GIVEN PROBLEM:
Skip all pictures; return exactly the lines from the one containing "Read all visible content and emit it as JSON." through the end of the data.

━━ SOURCE MATERIAL ━━

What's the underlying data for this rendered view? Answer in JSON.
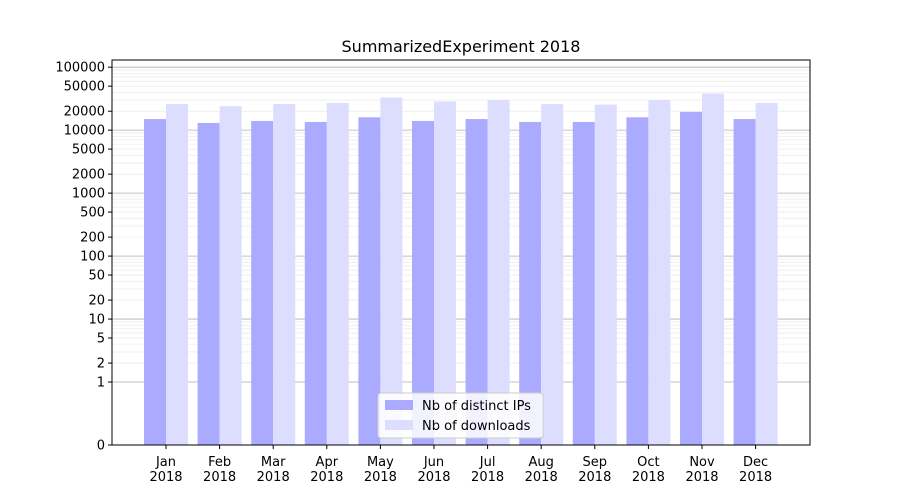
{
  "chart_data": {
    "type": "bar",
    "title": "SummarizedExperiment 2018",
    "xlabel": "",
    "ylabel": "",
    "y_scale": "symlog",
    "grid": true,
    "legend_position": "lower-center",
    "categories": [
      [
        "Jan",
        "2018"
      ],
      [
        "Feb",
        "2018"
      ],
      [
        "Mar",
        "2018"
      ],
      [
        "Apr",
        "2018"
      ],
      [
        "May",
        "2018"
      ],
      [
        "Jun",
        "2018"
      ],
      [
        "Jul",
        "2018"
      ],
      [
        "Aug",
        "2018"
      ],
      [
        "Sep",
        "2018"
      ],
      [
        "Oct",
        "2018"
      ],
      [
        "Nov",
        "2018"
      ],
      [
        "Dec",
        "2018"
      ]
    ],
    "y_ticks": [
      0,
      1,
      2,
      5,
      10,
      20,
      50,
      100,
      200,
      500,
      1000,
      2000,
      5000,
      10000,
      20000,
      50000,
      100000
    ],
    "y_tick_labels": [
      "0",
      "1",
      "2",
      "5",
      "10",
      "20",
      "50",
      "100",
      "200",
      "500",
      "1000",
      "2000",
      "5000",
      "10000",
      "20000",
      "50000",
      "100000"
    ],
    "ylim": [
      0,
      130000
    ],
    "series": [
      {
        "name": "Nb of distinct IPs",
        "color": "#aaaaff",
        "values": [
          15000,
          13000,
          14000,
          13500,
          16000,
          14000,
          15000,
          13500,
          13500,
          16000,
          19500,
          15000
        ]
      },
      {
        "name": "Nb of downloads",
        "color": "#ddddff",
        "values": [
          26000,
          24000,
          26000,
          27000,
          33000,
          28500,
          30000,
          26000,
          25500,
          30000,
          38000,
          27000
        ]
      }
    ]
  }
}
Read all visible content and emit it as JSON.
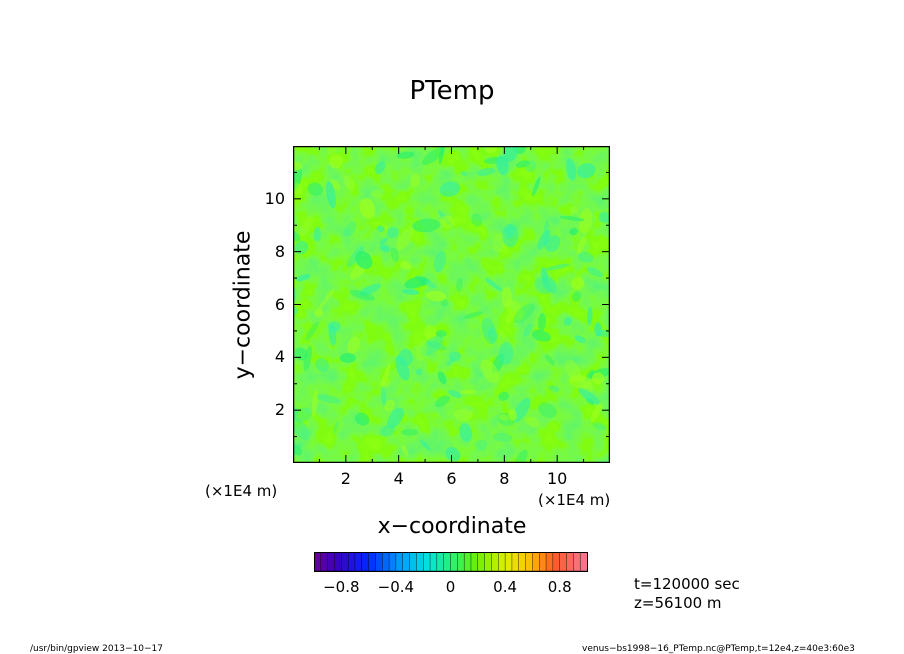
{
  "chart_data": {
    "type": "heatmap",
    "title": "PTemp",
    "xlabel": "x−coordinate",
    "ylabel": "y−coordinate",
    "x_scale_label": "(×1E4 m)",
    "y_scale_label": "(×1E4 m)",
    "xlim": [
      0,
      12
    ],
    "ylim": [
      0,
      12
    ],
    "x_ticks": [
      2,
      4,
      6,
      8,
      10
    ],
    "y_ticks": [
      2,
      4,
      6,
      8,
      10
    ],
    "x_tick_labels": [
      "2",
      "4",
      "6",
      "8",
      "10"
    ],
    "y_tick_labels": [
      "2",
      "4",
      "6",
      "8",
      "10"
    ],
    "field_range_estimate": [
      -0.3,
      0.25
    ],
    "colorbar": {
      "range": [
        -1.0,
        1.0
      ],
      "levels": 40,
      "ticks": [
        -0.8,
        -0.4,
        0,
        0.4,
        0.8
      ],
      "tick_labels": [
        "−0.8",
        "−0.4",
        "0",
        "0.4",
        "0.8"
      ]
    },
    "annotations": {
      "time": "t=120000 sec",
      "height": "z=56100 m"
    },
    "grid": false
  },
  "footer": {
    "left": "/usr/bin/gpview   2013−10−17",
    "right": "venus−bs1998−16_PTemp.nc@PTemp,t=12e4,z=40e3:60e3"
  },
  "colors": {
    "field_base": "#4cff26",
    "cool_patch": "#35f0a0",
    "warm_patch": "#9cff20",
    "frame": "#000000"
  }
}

━━━

RESULT:
Read all visible content and emit it as JSON.
{
  "chart_data": {
    "type": "heatmap",
    "title": "PTemp",
    "xlabel": "x−coordinate",
    "ylabel": "y−coordinate",
    "x_scale_label": "(×1E4 m)",
    "y_scale_label": "(×1E4 m)",
    "xlim": [
      0,
      12
    ],
    "ylim": [
      0,
      12
    ],
    "x_ticks": [
      2,
      4,
      6,
      8,
      10
    ],
    "y_ticks": [
      2,
      4,
      6,
      8,
      10
    ],
    "x_tick_labels": [
      "2",
      "4",
      "6",
      "8",
      "10"
    ],
    "y_tick_labels": [
      "2",
      "4",
      "6",
      "8",
      "10"
    ],
    "field_range_estimate": [
      -0.3,
      0.25
    ],
    "colorbar": {
      "range": [
        -1.0,
        1.0
      ],
      "levels": 40,
      "ticks": [
        -0.8,
        -0.4,
        0,
        0.4,
        0.8
      ],
      "tick_labels": [
        "−0.8",
        "−0.4",
        "0",
        "0.4",
        "0.8"
      ]
    },
    "annotations": {
      "time": "t=120000 sec",
      "height": "z=56100 m"
    },
    "grid": false
  },
  "footer": {
    "left": "/usr/bin/gpview   2013−10−17",
    "right": "venus−bs1998−16_PTemp.nc@PTemp,t=12e4,z=40e3:60e3"
  },
  "colors": {
    "field_base": "#4cff26",
    "cool_patch": "#35f0a0",
    "warm_patch": "#9cff20",
    "frame": "#000000"
  }
}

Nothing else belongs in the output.